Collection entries
┌────────

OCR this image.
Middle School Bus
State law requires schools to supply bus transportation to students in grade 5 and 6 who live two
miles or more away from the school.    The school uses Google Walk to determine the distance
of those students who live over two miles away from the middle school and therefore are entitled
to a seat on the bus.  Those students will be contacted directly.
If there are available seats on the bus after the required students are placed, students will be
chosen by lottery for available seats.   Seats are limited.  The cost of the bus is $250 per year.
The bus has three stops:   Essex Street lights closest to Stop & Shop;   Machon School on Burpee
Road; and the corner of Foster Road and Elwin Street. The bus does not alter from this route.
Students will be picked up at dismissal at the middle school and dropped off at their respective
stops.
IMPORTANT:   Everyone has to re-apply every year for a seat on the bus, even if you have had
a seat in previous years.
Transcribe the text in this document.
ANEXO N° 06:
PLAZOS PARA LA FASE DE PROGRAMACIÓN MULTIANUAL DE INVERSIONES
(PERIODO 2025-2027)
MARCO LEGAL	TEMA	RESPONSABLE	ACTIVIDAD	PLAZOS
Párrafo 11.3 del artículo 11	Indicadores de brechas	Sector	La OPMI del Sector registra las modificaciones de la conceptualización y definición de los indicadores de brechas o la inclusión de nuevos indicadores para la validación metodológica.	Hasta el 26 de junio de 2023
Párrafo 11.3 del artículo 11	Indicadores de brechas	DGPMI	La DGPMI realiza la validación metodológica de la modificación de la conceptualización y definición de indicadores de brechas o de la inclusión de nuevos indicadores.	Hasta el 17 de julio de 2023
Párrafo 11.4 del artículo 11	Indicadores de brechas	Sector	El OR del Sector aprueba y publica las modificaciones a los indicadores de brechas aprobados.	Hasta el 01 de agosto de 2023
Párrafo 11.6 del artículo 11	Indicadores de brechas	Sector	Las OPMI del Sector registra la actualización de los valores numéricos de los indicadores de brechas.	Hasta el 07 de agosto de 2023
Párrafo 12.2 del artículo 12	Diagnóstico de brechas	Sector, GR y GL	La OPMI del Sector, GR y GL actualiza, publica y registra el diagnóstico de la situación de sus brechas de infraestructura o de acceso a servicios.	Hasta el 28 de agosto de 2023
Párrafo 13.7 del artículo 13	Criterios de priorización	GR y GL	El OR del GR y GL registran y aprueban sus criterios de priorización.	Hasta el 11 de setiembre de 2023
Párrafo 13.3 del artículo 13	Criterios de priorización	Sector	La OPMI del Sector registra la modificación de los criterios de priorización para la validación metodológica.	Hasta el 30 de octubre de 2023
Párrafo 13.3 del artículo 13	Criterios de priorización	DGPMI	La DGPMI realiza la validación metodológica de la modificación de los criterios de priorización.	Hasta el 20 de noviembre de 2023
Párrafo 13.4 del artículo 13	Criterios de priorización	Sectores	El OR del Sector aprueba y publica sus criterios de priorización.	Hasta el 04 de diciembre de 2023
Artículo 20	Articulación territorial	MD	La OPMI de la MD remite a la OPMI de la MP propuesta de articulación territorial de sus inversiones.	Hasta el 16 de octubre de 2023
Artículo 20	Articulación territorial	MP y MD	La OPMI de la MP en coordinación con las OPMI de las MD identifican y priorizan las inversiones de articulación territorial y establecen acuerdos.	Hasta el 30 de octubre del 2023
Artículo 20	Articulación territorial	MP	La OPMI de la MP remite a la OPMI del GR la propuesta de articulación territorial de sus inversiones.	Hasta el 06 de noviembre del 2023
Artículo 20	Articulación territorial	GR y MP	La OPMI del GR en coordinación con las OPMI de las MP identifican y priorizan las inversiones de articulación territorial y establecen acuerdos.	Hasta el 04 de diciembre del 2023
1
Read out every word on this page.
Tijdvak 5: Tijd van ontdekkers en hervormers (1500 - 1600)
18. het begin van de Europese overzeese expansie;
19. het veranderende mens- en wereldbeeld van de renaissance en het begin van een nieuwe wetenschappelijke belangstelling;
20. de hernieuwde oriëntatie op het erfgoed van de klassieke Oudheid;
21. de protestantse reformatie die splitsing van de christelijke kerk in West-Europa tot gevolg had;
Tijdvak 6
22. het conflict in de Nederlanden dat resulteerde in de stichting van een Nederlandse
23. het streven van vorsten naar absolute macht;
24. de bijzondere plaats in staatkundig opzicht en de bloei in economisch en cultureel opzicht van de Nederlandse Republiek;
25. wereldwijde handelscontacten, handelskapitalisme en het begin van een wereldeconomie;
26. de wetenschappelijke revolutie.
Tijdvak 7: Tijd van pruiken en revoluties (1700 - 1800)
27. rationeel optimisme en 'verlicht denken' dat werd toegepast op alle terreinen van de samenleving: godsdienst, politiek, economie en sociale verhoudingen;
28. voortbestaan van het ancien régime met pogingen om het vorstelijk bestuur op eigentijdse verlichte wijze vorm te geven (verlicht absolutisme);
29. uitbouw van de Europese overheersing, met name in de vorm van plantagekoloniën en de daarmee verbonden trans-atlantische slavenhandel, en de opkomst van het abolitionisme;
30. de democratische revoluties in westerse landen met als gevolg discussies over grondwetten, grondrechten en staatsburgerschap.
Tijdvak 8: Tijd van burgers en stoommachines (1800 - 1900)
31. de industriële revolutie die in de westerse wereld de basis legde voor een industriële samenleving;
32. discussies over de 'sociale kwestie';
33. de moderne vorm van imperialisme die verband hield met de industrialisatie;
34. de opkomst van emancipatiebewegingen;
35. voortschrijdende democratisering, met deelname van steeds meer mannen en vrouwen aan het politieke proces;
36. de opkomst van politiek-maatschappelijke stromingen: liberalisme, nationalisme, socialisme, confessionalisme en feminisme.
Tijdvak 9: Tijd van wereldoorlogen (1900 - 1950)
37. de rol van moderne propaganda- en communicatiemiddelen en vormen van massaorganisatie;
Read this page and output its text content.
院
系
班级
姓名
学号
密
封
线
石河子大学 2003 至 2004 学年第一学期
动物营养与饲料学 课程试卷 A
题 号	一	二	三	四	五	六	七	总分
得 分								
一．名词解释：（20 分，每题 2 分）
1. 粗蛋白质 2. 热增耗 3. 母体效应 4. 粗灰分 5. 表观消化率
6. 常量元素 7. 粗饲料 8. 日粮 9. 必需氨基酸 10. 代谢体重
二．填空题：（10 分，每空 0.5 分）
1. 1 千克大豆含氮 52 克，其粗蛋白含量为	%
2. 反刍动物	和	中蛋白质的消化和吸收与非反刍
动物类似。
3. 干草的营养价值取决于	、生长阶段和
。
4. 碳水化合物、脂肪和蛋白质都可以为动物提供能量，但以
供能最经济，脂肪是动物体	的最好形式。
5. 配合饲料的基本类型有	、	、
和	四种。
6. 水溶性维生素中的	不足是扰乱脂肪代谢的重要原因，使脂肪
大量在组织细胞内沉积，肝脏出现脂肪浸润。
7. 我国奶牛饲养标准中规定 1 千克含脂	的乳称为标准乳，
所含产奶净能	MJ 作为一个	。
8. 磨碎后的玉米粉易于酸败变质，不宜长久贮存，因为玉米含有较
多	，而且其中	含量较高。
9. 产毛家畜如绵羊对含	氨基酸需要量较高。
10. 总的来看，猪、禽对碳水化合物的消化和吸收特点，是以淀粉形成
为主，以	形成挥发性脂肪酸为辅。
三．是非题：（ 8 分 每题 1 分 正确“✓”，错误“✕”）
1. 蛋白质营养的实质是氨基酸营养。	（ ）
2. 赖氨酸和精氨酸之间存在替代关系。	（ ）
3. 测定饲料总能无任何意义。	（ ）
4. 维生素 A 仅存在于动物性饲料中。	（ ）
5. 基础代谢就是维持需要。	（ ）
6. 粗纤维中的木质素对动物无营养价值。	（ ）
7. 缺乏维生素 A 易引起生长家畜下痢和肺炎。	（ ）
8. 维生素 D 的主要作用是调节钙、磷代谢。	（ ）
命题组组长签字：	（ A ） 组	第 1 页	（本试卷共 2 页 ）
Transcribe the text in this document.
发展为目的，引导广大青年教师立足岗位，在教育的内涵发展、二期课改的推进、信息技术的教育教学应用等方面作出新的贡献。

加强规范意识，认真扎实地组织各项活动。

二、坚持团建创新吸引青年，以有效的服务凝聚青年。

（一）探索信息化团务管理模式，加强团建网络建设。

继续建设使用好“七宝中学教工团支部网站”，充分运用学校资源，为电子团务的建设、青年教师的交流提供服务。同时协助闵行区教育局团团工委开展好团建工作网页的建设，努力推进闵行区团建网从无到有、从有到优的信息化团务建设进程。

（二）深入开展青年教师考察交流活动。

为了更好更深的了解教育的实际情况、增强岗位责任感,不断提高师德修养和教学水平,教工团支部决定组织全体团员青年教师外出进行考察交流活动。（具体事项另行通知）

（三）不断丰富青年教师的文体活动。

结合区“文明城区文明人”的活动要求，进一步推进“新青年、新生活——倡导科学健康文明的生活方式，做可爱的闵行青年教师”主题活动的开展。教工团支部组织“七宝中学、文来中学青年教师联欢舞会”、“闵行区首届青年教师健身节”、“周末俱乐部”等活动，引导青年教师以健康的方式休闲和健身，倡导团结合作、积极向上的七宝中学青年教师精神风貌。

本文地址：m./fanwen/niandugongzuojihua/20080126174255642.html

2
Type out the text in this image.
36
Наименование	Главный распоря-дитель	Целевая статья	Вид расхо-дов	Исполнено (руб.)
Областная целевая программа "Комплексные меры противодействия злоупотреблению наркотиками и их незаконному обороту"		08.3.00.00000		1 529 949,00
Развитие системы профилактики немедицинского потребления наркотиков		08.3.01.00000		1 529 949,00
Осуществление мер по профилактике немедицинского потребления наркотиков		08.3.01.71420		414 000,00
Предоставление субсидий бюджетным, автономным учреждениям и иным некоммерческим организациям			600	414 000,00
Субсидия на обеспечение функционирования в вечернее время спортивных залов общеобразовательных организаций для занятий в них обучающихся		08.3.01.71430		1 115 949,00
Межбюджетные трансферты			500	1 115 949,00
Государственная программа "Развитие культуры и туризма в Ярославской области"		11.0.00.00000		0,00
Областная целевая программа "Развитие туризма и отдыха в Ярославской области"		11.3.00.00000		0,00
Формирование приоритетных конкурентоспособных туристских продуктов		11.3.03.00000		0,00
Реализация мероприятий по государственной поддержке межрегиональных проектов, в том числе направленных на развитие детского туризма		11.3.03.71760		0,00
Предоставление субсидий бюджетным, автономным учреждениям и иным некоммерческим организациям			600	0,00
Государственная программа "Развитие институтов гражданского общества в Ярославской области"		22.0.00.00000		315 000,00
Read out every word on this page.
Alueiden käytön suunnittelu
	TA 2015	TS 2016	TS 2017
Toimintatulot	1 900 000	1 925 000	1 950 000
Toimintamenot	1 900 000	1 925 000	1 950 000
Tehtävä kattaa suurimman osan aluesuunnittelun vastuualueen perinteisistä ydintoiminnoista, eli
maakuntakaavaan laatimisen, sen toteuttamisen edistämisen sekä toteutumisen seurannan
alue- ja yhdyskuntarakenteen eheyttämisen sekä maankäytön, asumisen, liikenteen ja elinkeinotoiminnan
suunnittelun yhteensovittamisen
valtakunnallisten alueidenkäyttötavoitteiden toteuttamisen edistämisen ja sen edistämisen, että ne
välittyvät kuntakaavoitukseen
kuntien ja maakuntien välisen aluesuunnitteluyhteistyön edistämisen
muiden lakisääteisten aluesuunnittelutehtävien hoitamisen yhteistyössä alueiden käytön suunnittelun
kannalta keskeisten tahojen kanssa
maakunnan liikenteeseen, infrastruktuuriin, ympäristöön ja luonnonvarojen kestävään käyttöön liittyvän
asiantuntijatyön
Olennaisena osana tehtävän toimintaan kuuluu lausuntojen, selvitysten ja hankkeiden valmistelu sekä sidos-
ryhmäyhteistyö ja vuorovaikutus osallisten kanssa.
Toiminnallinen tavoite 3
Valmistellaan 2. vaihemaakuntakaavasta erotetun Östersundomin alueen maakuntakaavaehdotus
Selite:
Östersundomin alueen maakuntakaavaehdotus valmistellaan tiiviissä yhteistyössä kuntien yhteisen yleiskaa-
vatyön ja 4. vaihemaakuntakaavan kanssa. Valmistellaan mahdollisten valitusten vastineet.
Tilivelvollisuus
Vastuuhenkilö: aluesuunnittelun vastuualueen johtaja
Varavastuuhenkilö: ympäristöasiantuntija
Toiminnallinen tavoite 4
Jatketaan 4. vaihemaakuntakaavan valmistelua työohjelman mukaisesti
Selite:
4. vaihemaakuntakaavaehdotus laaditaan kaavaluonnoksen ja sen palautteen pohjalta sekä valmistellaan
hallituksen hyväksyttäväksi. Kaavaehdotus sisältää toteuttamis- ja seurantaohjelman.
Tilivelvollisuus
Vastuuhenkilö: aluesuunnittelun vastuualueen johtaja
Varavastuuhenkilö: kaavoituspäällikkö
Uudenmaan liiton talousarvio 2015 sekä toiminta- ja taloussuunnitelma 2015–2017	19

└────────

## Aim
Show all lines from the listing above in which "наркотиков" appears.

## Task result
Развитие системы профилактики немедицинского потребления наркотиков		08.3.01.00000		1 529 949,00
Осуществление мер по профилактике немедицинского потребления наркотиков		08.3.01.71420		414 000,00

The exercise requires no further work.